━━━ Dataset excerpts

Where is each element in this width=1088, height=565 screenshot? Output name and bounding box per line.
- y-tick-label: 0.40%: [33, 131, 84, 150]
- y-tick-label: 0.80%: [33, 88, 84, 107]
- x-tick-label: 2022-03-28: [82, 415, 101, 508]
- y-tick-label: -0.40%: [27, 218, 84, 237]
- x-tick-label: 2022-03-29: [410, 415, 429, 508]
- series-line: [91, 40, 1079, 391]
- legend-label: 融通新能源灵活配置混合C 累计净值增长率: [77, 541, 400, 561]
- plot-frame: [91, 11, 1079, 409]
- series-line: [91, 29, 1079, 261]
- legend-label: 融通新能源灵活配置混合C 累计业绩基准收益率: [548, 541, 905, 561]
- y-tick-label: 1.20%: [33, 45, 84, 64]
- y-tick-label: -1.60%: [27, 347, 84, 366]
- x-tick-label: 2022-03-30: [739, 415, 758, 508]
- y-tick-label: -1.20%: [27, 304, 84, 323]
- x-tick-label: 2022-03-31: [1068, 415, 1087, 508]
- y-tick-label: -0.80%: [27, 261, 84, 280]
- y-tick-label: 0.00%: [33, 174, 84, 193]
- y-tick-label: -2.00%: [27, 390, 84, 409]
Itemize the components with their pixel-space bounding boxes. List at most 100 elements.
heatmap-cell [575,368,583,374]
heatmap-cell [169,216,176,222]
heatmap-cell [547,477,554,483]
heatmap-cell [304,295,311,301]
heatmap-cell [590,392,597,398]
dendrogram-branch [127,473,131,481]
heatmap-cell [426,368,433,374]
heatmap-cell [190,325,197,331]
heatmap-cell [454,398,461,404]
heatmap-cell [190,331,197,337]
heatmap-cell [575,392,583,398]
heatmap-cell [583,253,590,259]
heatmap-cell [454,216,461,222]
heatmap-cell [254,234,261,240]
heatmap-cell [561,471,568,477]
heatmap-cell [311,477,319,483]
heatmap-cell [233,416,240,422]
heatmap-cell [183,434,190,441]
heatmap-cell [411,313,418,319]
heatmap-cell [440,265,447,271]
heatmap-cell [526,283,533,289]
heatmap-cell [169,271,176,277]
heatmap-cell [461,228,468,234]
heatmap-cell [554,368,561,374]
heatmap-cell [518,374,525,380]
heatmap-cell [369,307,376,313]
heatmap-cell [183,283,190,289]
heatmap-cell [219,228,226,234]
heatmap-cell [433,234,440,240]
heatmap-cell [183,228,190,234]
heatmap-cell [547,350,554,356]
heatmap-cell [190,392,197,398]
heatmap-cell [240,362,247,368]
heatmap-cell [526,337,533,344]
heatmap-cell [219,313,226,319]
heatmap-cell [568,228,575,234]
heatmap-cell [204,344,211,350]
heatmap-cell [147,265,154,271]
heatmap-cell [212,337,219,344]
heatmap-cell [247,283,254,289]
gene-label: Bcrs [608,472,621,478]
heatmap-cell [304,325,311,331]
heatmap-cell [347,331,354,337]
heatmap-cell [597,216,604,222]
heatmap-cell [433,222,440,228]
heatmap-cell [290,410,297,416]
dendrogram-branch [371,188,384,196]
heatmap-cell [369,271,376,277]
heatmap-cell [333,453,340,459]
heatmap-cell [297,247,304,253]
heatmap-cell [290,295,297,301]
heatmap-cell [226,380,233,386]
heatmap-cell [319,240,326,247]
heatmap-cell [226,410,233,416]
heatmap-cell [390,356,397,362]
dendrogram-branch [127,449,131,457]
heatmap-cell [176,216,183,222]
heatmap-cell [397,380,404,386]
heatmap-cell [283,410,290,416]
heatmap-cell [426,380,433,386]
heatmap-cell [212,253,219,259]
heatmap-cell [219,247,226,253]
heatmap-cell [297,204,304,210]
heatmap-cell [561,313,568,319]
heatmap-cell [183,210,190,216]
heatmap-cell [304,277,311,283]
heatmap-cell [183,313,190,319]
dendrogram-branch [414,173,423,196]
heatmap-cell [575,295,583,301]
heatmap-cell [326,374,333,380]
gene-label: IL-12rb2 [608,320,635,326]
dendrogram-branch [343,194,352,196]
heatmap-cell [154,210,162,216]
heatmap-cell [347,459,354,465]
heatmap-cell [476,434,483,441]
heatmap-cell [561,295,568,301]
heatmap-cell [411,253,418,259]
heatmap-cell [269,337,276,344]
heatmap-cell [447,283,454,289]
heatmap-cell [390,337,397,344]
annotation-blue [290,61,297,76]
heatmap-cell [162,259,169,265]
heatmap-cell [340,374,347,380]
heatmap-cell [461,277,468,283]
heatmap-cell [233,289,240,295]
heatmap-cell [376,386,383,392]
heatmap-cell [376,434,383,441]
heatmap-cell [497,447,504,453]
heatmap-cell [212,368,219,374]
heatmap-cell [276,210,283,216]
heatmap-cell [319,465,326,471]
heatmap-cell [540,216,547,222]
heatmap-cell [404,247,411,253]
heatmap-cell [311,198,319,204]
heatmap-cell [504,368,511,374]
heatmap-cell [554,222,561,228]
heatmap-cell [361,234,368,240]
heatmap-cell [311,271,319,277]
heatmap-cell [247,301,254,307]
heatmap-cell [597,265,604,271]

━━━━━━

■ **Given problem**
Please render every line of the items above as a JSON array of strings, one string per line, omitting any blank lines.

■ **Correct output**
[
  "Where is each element in this width=1088, height=565 screenshot? Output name and bounding box per line.",
  "- y-tick-label: 0.40%: [33, 131, 84, 150]",
  "- y-tick-label: 0.80%: [33, 88, 84, 107]",
  "- x-tick-label: 2022-03-28: [82, 415, 101, 508]",
  "- y-tick-label: -0.40%: [27, 218, 84, 237]",
  "- x-tick-label: 2022-03-29: [410, 415, 429, 508]",
  "- series-line: [91, 40, 1079, 391]",
  "- legend-label: 融通新能源灵活配置混合C 累计净值增长率: [77, 541, 400, 561]",
  "- plot-frame: [91, 11, 1079, 409]",
  "- series-line: [91, 29, 1079, 261]",
  "- legend-label: 融通新能源灵活配置混合C 累计业绩基准收益率: [548, 541, 905, 561]",
  "- y-tick-label: 1.20%: [33, 45, 84, 64]",
  "- y-tick-label: -1.60%: [27, 347, 84, 366]",
  "- x-tick-label: 2022-03-30: [739, 415, 758, 508]",
  "- y-tick-label: -1.20%: [27, 304, 84, 323]",
  "- x-tick-label: 2022-03-31: [1068, 415, 1087, 508]",
  "- y-tick-label: -0.80%: [27, 261, 84, 280]",
  "- y-tick-label: 0.00%: [33, 174, 84, 193]",
  "- y-tick-label: -2.00%: [27, 390, 84, 409]",
  "Itemize the components with their pixel-space bounding boxes. List at most 100 elements.",
  "heatmap-cell [575,368,583,374]",
  "heatmap-cell [169,216,176,222]",
  "heatmap-cell [547,477,554,483]",
  "heatmap-cell [304,295,311,301]",
  "heatmap-cell [590,392,597,398]",
  "dendrogram-branch [127,473,131,481]",
  "heatmap-cell [426,368,433,374]",
  "heatmap-cell [190,325,197,331]",
  "heatmap-cell [454,398,461,404]",
  "heatmap-cell [190,331,197,337]",
  "heatmap-cell [575,392,583,398]",
  "heatmap-cell [583,253,590,259]",
  "heatmap-cell [454,216,461,222]",
  "heatmap-cell [254,234,261,240]",
  "heatmap-cell [561,471,568,477]",
  "heatmap-cell [311,477,319,483]",
  "heatmap-cell [233,416,240,422]",
  "heatmap-cell [183,434,190,441]",
  "heatmap-cell [411,313,418,319]",
  "heatmap-cell [440,265,447,271]",
  "heatmap-cell [526,283,533,289]",
  "heatmap-cell [169,271,176,277]",
  "heatmap-cell [461,228,468,234]",
  "heatmap-cell [554,368,561,374]",
  "heatmap-cell [518,374,525,380]",
  "heatmap-cell [369,307,376,313]",
  "heatmap-cell [183,283,190,289]",
  "heatmap-cell [219,228,226,234]",
  "heatmap-cell [433,234,440,240]",
  "heatmap-cell [183,228,190,234]",
  "heatmap-cell [547,350,554,356]",
  "heatmap-cell [190,392,197,398]",
  "heatmap-cell [240,362,247,368]",
  "heatmap-cell [526,337,533,344]",
  "heatmap-cell [219,313,226,319]",
  "heatmap-cell [568,228,575,234]",
  "heatmap-cell [204,344,211,350]",
  "heatmap-cell [147,265,154,271]",
  "heatmap-cell [212,337,219,344]",
  "heatmap-cell [247,283,254,289]",
  "gene-label: Bcrs [608,472,621,478]",
  "heatmap-cell [304,325,311,331]",
  "heatmap-cell [347,331,354,337]",
  "heatmap-cell [597,216,604,222]",
  "heatmap-cell [433,222,440,228]",
  "heatmap-cell [290,410,297,416]",
  "dendrogram-branch [371,188,384,196]",
  "heatmap-cell [369,271,376,277]",
  "heatmap-cell [333,453,340,459]",
  "heatmap-cell [297,247,304,253]",
  "heatmap-cell [290,295,297,301]",
  "heatmap-cell [226,380,233,386]",
  "heatmap-cell [319,240,326,247]",
  "heatmap-cell [226,410,233,416]",
  "heatmap-cell [390,356,397,362]",
  "dendrogram-branch [127,449,131,457]",
  "heatmap-cell [176,216,183,222]",
  "heatmap-cell [397,380,404,386]",
  "heatmap-cell [283,410,290,416]",
  "heatmap-cell [426,380,433,386]",
  "heatmap-cell [212,253,219,259]",
  "heatmap-cell [219,247,226,253]",
  "heatmap-cell [297,204,304,210]",
  "heatmap-cell [561,313,568,319]",
  "heatmap-cell [183,210,190,216]",
  "heatmap-cell [304,277,311,283]",
  "heatmap-cell [183,313,190,319]",
  "dendrogram-branch [414,173,423,196]",
  "heatmap-cell [575,295,583,301]",
  "heatmap-cell [326,374,333,380]",
  "gene-label: IL-12rb2 [608,320,635,326]",
  "dendrogram-branch [343,194,352,196]",
  "heatmap-cell [154,210,162,216]",
  "heatmap-cell [347,459,354,465]",
  "heatmap-cell [476,434,483,441]",
  "heatmap-cell [561,295,568,301]",
  "heatmap-cell [411,253,418,259]",
  "heatmap-cell [269,337,276,344]",
  "heatmap-cell [447,283,454,289]",
  "heatmap-cell [390,337,397,344]",
  "annotation-blue [290,61,297,76]",
  "heatmap-cell [162,259,169,265]",
  "heatmap-cell [340,374,347,380]",
  "heatmap-cell [461,277,468,283]",
  "heatmap-cell [233,289,240,295]",
  "heatmap-cell [376,386,383,392]",
  "heatmap-cell [376,434,383,441]",
  "heatmap-cell [497,447,504,453]",
  "heatmap-cell [212,368,219,374]",
  "heatmap-cell [276,210,283,216]",
  "heatmap-cell [319,465,326,471]",
  "heatmap-cell [540,216,547,222]",
  "heatmap-cell [404,247,411,253]",
  "heatmap-cell [311,198,319,204]",
  "heatmap-cell [504,368,511,374]",
  "heatmap-cell [554,222,561,228]",
  "heatmap-cell [361,234,368,240]",
  "heatmap-cell [311,271,319,277]",
  "heatmap-cell [247,301,254,307]",
  "heatmap-cell [597,265,604,271]"
]